Scan the entries for lines with the word "inflammatory", then copy those lines.

Page image transcription data:
- Opening Delimiter -
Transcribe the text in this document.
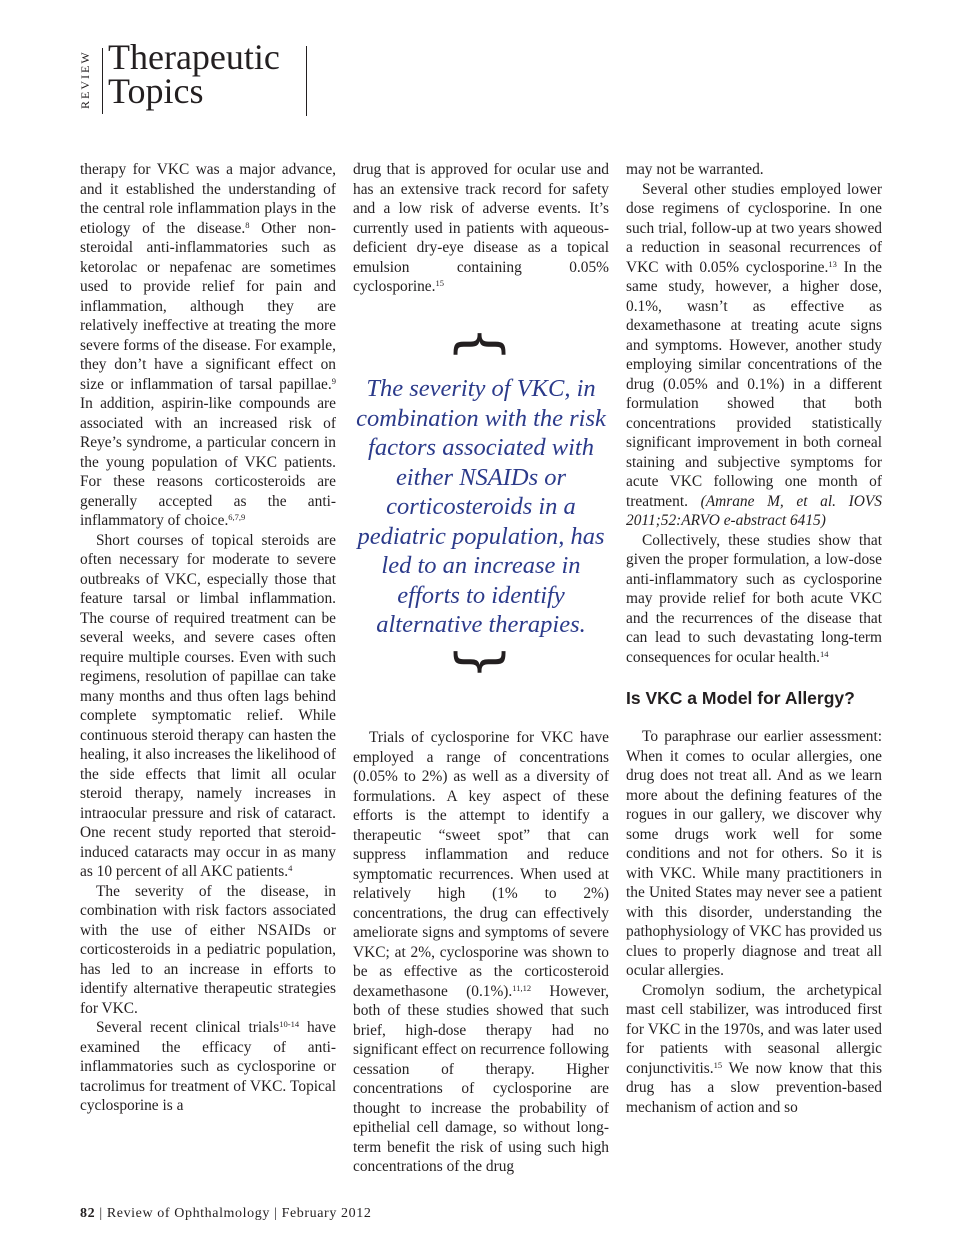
REVIEW Therapeutic
Topics

therapy for VKC was a major advance, and it established the understanding of the central role inflammation plays in the etiology of the disease.$^8$ Other non-steroidal anti-inflammatories such as ketorolac or nepafenac are sometimes used to provide relief for pain and inflammation, although they are relatively ineffective at treating the more severe forms of the disease. For example, they don’t have a significant effect on size or inflammation of tarsal papillae.$^9$ In addition, aspirin-like compounds are associated with an increased risk of Reye’s syndrome, a particular concern in the young population of VKC patients. For these reasons corticosteroids are generally accepted as the anti-inflammatory of choice.$^{6,7,9}$

Short courses of topical steroids are often necessary for moderate to severe outbreaks of VKC, especially those that feature tarsal or limbal inflammation. The course of required treatment can be several weeks, and severe cases often require multiple courses. Even with such regimens, resolution of papillae can take many months and thus often lags behind complete symptomatic relief. While continuous steroid therapy can hasten the healing, it also increases the likelihood of the side effects that limit all ocular steroid therapy, namely increases in intraocular pressure and risk of cataract. One recent study reported that steroid-induced cataracts may occur in as many as 10 percent of all AKC patients.$^4$

The severity of the disease, in combination with risk factors associated with the use of either NSAIDs or corticosteroids in a pediatric population, has led to an increase in efforts to identify alternative therapeutic strategies for VKC.

Several recent clinical trials$^{10-14}$ have examined the efficacy of anti-inflammatories such as cyclosporine or tacrolimus for treatment of VKC. Topical cyclosporine is a

drug that is approved for ocular use and has an extensive track record for safety and a low risk of adverse events. It’s currently used in patients with aqueous-deficient dry-eye disease as a topical emulsion containing 0.05% cyclosporine.$^{15}$

{
The severity of VKC, in combination with the risk factors associated with either NSAIDs or corticosteroids in a pediatric population, has led to an increase in efforts to identify alternative therapies.
}

Trials of cyclosporine for VKC have employed a range of concentrations (0.05% to 2%) as well as a diversity of formulations. A key aspect of these efforts is the attempt to identify a therapeutic “sweet spot” that can suppress inflammation and reduce symptomatic recurrences. When used at relatively high (1% to 2%) concentrations, the drug can effectively ameliorate signs and symptoms of severe VKC; at 2%, cyclosporine was shown to be as effective as the corticosteroid dexamethasone (0.1%).$^{11,12}$ However, both of these studies showed that such brief, high-dose therapy had no significant effect on recurrence following cessation of therapy. Higher concentrations of cyclosporine are thought to increase the probability of epithelial cell damage, so without long-term benefit the risk of using such high concentrations of the drug

may not be warranted.

Several other studies employed lower dose regimens of cyclosporine. In one such trial, follow-up at two years showed a reduction in seasonal recurrences of VKC with 0.05% cyclosporine.$^{13}$ In the same study, however, a higher dose, 0.1%, wasn’t as effective as dexamethasone at treating acute signs and symptoms. However, another study employing similar concentrations of the drug (0.05% and 0.1%) in a different formulation showed that both concentrations provided statistically significant improvement in both corneal staining and subjective symptoms for acute VKC following one month of treatment. (Amrane M, et al. IOVS 2011;52:ARVO e-abstract 6415)

Collectively, these studies show that given the proper formulation, a low-dose anti-inflammatory such as cyclosporine may provide relief for both acute VKC and the recurrences of the disease that can lead to such devastating long-term consequences for ocular health.$^{14}$

Is VKC a Model for Allergy?

To paraphrase our earlier assessment: When it comes to ocular allergies, one drug does not treat all. And as we learn more about the defining features of the rogues in our gallery, we discover why some drugs work well for some conditions and not for others. So it is with VKC. While many practitioners in the United States may never see a patient with this disorder, understanding the pathophysiology of VKC has provided us clues to properly diagnose and treat all ocular allergies.

Cromolyn sodium, the archetypical mast cell stabilizer, was introduced first for VKC in the 1970s, and was later used for patients with seasonal allergic conjunctivitis.$^{15}$ We now know that this drug has a slow prevention-based mechanism of action and so

82 | Review of Ophthalmology | February 2012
- Closing Delimiter -
Solution to this exercise:
therapy for VKC was a major advance, and it established the understanding of the central role inflammation plays in the etiology of the disease.$^8$ Other non-steroidal anti-inflammatories such as ketorolac or nepafenac are sometimes used to provide relief for pain and inflammation, although they are relatively ineffective at treating the more severe forms of the disease. For example, they don’t have a significant effect on size or inflammation of tarsal papillae.$^9$ In addition, aspirin-like compounds are associated with an increased risk of Reye’s syndrome, a particular concern in the young population of VKC patients. For these reasons corticosteroids are generally accepted as the anti-inflammatory of choice.$^{6,7,9}$
Collectively, these studies show that given the proper formulation, a low-dose anti-inflammatory such as cyclosporine may provide relief for both acute VKC and the recurrences of the disease that can lead to such devastating long-term consequences for ocular health.$^{14}$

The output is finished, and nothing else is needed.